# START OF Exercise materials
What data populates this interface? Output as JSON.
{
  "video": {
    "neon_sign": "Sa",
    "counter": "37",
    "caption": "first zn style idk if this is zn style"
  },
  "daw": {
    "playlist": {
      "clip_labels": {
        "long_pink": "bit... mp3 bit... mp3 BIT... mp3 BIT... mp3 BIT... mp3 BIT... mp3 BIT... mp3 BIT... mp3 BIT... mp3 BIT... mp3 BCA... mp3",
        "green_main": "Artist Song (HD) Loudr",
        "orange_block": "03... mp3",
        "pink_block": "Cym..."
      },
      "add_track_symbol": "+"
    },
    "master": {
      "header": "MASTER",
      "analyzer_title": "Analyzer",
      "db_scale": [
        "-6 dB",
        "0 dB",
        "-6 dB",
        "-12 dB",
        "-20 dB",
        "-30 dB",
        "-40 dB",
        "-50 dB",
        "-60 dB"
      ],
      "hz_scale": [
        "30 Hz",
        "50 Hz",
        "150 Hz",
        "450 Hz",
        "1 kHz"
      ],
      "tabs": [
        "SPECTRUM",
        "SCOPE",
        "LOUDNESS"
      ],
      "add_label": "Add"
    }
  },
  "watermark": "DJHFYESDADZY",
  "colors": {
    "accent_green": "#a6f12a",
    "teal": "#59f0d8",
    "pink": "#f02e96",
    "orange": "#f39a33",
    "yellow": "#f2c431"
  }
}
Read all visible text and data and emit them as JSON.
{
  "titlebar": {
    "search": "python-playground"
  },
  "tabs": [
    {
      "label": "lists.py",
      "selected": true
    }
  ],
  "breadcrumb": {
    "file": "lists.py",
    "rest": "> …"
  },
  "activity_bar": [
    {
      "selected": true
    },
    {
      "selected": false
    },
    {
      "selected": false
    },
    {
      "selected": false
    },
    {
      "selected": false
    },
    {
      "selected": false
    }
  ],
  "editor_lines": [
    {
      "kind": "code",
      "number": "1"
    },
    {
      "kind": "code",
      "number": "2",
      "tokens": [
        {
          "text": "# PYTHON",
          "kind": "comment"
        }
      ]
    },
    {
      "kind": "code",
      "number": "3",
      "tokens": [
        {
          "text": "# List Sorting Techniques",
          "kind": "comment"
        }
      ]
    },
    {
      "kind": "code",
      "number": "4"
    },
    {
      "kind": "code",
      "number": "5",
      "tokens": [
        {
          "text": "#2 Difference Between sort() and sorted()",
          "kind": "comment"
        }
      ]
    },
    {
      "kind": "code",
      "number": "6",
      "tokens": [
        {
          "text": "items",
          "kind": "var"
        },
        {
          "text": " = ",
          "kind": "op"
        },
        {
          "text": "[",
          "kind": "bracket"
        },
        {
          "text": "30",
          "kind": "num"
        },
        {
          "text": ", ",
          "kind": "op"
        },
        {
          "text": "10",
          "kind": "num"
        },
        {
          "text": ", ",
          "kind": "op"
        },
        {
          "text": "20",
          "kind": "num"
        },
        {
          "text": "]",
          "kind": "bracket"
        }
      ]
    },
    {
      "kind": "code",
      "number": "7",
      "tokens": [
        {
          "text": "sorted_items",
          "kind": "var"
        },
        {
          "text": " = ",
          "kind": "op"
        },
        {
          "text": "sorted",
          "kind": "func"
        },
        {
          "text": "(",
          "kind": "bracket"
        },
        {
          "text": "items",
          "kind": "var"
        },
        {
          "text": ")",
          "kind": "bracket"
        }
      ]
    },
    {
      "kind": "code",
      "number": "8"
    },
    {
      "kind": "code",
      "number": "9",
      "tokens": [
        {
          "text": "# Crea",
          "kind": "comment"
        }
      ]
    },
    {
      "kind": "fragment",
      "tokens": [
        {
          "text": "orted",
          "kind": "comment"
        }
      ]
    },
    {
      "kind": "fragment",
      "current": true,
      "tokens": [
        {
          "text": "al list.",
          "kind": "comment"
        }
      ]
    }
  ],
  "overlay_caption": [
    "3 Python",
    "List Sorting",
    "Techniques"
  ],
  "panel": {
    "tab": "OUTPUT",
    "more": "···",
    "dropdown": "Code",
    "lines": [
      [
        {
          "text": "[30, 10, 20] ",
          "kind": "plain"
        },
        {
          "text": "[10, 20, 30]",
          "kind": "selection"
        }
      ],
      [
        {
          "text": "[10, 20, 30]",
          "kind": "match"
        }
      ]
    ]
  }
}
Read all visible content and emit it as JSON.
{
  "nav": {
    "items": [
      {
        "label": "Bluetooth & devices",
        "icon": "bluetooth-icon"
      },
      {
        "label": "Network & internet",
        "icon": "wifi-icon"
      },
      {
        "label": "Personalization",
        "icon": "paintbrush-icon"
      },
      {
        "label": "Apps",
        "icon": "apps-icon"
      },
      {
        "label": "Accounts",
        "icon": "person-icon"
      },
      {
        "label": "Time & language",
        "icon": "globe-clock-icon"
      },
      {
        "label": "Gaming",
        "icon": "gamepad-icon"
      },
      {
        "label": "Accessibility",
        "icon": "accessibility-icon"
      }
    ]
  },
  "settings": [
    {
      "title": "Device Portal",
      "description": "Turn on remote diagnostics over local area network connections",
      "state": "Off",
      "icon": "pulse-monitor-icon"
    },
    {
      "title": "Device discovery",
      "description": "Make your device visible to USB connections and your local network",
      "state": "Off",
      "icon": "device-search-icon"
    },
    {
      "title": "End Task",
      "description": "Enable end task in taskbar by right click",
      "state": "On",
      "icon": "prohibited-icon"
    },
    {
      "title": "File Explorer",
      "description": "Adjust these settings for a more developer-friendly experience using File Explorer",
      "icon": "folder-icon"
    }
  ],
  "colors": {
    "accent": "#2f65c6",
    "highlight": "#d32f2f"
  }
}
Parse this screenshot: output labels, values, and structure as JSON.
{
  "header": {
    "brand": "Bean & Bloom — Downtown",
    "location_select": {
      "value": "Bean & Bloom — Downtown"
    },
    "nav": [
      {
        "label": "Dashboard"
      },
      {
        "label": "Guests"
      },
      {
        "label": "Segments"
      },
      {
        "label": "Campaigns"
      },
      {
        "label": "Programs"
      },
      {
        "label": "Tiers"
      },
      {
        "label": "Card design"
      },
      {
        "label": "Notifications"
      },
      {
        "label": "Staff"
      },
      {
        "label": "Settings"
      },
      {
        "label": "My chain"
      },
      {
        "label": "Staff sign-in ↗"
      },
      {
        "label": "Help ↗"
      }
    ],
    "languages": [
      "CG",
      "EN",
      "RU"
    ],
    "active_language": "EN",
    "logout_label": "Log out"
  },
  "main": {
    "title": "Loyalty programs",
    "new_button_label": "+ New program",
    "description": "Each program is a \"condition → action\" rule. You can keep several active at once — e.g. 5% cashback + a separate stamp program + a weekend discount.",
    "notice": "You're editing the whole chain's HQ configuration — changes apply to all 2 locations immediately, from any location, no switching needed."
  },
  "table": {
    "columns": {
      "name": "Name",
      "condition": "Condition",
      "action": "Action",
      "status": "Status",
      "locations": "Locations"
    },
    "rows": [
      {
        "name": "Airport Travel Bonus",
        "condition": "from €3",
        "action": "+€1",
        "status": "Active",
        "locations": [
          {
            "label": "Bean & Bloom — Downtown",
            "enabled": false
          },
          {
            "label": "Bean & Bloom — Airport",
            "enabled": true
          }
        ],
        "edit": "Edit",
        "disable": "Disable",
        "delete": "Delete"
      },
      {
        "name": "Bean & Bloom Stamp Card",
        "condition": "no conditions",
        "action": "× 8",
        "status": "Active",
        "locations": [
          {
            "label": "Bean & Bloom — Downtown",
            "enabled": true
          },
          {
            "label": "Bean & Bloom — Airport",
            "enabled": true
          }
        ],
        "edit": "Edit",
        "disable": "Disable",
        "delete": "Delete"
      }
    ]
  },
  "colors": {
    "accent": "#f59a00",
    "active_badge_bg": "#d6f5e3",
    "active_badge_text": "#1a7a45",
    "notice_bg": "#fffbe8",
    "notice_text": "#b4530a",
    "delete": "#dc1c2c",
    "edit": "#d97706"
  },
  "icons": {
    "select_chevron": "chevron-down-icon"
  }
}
# END OF Exercise materials
- What is expected
Pull out every line of the entries that includes the word "action".

- Correct answer
    "description": "Each program is a \"condition → action\" rule. You can keep several active at once — e.g. 5% cashback + a separate stamp program + a weekend discount.",
      "action": "Action",
        "action": "+€1",
        "action": "× 8",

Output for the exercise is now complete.